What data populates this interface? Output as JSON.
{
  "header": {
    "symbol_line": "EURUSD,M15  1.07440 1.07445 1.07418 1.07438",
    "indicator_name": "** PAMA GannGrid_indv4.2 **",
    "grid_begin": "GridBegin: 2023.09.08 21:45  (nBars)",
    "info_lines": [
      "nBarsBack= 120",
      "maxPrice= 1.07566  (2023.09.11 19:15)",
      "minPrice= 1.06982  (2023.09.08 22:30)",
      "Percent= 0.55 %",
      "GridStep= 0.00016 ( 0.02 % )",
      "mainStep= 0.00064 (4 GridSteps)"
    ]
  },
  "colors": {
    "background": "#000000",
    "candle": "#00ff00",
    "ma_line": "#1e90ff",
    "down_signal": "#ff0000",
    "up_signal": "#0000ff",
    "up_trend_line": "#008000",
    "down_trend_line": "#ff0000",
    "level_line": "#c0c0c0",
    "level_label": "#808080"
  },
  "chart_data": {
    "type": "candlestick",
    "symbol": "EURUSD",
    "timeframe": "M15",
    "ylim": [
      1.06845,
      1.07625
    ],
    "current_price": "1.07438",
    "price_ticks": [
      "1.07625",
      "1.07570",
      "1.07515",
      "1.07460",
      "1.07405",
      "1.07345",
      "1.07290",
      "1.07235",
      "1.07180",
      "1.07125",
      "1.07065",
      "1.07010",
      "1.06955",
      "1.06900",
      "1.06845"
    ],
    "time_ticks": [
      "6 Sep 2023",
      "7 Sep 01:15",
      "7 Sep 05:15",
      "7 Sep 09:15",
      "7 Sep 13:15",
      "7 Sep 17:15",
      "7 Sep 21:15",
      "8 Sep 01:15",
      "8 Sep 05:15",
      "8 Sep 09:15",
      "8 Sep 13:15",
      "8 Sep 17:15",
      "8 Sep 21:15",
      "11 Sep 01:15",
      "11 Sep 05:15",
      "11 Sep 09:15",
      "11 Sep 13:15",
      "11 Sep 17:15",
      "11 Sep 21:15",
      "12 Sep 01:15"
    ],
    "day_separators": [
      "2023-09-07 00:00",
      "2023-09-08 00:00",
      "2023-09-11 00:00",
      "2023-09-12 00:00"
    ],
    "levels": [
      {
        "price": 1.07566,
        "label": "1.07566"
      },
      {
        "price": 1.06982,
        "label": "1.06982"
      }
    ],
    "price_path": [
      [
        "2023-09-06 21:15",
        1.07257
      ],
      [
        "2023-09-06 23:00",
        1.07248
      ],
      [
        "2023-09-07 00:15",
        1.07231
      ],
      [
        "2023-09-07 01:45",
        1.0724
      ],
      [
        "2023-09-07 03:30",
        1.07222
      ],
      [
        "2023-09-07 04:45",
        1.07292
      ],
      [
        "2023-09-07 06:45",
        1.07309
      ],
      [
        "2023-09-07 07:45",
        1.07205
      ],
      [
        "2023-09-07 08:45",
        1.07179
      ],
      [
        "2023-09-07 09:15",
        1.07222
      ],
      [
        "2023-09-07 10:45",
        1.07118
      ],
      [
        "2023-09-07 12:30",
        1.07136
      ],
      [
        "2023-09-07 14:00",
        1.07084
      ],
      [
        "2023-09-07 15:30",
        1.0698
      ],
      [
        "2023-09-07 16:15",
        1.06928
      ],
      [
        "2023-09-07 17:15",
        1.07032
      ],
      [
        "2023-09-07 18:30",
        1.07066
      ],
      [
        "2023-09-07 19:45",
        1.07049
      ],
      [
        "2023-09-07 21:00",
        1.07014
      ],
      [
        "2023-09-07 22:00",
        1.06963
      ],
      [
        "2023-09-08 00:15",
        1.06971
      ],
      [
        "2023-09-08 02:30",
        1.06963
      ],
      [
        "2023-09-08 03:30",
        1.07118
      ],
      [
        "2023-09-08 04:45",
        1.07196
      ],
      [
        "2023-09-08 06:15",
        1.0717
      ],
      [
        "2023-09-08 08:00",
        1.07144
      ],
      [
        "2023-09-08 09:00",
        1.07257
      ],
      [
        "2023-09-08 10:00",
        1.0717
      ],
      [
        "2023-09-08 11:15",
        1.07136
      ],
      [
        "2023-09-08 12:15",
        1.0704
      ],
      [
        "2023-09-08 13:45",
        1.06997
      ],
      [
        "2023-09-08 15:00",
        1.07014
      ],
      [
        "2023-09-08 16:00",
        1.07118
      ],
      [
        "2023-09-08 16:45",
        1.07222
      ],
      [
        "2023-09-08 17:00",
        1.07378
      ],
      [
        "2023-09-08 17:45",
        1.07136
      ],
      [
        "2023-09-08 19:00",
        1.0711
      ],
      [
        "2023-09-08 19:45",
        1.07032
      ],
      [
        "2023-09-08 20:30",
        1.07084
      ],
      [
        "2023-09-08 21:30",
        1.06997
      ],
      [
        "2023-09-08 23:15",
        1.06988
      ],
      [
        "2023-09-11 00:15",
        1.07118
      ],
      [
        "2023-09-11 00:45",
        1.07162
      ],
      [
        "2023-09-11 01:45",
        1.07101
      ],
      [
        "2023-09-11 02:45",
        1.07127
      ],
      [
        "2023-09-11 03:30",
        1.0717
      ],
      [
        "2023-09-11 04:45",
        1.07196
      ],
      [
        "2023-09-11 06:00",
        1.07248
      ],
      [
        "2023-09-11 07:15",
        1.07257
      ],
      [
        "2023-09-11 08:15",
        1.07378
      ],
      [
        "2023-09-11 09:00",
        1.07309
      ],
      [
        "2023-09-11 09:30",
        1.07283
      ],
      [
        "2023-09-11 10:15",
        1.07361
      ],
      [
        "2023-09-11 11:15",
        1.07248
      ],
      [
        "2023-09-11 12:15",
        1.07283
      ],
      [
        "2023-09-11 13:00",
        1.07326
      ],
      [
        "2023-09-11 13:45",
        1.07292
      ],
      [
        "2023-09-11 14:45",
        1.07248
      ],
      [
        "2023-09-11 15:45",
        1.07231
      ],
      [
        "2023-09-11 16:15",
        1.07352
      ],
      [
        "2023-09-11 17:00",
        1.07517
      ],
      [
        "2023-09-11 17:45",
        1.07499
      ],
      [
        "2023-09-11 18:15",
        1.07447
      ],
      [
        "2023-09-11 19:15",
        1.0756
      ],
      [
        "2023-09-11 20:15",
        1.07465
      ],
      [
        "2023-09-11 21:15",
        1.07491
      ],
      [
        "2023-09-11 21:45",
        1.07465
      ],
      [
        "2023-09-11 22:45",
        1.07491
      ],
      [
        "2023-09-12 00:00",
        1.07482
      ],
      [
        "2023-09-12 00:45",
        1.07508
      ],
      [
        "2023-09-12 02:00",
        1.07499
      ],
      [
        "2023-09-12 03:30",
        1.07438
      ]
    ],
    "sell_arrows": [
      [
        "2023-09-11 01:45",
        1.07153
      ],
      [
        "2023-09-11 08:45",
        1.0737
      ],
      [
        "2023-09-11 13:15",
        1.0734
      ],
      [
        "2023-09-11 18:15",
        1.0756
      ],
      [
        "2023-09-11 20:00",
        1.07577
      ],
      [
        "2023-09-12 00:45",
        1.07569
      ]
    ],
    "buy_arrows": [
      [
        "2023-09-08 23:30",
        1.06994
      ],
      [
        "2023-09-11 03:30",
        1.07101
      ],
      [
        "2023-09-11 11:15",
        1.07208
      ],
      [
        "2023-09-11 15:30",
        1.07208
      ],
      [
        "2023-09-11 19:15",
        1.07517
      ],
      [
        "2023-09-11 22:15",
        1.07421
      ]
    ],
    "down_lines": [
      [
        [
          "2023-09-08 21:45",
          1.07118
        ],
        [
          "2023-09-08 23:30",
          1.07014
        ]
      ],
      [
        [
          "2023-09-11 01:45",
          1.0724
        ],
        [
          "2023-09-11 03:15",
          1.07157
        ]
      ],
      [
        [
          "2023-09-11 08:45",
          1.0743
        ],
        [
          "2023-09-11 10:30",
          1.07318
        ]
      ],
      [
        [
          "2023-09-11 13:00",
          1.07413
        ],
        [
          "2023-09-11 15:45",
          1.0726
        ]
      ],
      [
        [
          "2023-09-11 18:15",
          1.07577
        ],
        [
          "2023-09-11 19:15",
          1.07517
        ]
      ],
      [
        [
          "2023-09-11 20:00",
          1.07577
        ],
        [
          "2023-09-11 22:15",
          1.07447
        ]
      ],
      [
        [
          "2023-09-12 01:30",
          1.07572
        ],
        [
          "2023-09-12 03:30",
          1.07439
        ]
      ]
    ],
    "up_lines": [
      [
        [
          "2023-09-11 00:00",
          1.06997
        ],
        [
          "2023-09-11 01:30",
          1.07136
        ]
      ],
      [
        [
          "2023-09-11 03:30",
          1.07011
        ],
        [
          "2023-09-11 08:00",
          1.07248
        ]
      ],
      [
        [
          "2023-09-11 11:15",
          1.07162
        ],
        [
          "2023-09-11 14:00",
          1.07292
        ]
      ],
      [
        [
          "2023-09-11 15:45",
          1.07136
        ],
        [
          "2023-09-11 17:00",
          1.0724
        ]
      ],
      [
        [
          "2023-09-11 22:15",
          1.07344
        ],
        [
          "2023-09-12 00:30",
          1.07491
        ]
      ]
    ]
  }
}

====================

§ GOAL
State how many lines above include the word "EURUSD", and nothing more.

§ FULL SOLUTION
2